(Extracted records)
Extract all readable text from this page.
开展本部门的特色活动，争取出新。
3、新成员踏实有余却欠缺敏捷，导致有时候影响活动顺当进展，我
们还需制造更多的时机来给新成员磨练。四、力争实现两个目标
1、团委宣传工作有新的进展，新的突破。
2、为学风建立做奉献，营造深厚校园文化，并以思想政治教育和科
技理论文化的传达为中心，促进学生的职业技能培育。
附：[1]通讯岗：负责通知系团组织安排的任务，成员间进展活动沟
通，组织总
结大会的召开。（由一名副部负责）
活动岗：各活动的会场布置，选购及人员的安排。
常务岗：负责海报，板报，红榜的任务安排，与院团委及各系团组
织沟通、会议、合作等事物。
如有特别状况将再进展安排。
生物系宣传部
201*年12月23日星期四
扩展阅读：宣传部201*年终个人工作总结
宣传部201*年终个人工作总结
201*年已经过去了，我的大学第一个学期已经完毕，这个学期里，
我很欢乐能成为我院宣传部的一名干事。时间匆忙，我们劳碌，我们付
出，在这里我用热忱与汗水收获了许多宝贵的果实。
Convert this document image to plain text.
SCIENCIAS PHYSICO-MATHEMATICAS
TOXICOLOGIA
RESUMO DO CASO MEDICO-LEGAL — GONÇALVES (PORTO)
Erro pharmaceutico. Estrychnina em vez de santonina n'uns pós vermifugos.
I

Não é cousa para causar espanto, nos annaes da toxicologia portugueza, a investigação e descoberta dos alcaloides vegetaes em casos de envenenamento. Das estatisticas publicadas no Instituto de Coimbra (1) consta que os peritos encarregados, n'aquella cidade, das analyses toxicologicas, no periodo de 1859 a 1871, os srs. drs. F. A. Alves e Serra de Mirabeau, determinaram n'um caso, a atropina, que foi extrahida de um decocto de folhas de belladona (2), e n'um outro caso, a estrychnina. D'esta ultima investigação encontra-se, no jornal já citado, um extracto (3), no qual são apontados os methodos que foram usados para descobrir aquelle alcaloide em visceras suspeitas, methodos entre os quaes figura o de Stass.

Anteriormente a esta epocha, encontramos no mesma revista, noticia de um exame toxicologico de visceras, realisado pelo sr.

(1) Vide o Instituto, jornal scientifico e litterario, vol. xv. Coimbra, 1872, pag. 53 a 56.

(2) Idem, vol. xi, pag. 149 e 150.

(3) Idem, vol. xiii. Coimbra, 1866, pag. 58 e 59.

Given request: Take the material above and return all of it exactly.

Solved problem:
Extract all readable text from this page.
开展本部门的特色活动，争取出新。
3、新成员踏实有余却欠缺敏捷，导致有时候影响活动顺当进展，我
们还需制造更多的时机来给新成员磨练。四、力争实现两个目标
1、团委宣传工作有新的进展，新的突破。
2、为学风建立做奉献，营造深厚校园文化，并以思想政治教育和科
技理论文化的传达为中心，促进学生的职业技能培育。
附：[1]通讯岗：负责通知系团组织安排的任务，成员间进展活动沟
通，组织总
结大会的召开。（由一名副部负责）
活动岗：各活动的会场布置，选购及人员的安排。
常务岗：负责海报，板报，红榜的任务安排，与院团委及各系团组
织沟通、会议、合作等事物。
如有特别状况将再进展安排。
生物系宣传部
201*年12月23日星期四
扩展阅读：宣传部201*年终个人工作总结
宣传部201*年终个人工作总结
201*年已经过去了，我的大学第一个学期已经完毕，这个学期里，
我很欢乐能成为我院宣传部的一名干事。时间匆忙，我们劳碌，我们付
出，在这里我用热忱与汗水收获了许多宝贵的果实。
Convert this document image to plain text.
SCIENCIAS PHYSICO-MATHEMATICAS
TOXICOLOGIA
RESUMO DO CASO MEDICO-LEGAL — GONÇALVES (PORTO)
Erro pharmaceutico. Estrychnina em vez de santonina n'uns pós vermifugos.
I

Não é cousa para causar espanto, nos annaes da toxicologia portugueza, a investigação e descoberta dos alcaloides vegetaes em casos de envenenamento. Das estatisticas publicadas no Instituto de Coimbra (1) consta que os peritos encarregados, n'aquella cidade, das analyses toxicologicas, no periodo de 1859 a 1871, os srs. drs. F. A. Alves e Serra de Mirabeau, determinaram n'um caso, a atropina, que foi extrahida de um decocto de folhas de belladona (2), e n'um outro caso, a estrychnina. D'esta ultima investigação encontra-se, no jornal já citado, um extracto (3), no qual são apontados os methodos que foram usados para descobrir aquelle alcaloide em visceras suspeitas, methodos entre os quaes figura o de Stass.

Anteriormente a esta epocha, encontramos no mesma revista, noticia de um exame toxicologico de visceras, realisado pelo sr.

(1) Vide o Instituto, jornal scientifico e litterario, vol. xv. Coimbra, 1872, pag. 53 a 56.

(2) Idem, vol. xi, pag. 149 e 150.

(3) Idem, vol. xiii. Coimbra, 1866, pag. 58 e 59.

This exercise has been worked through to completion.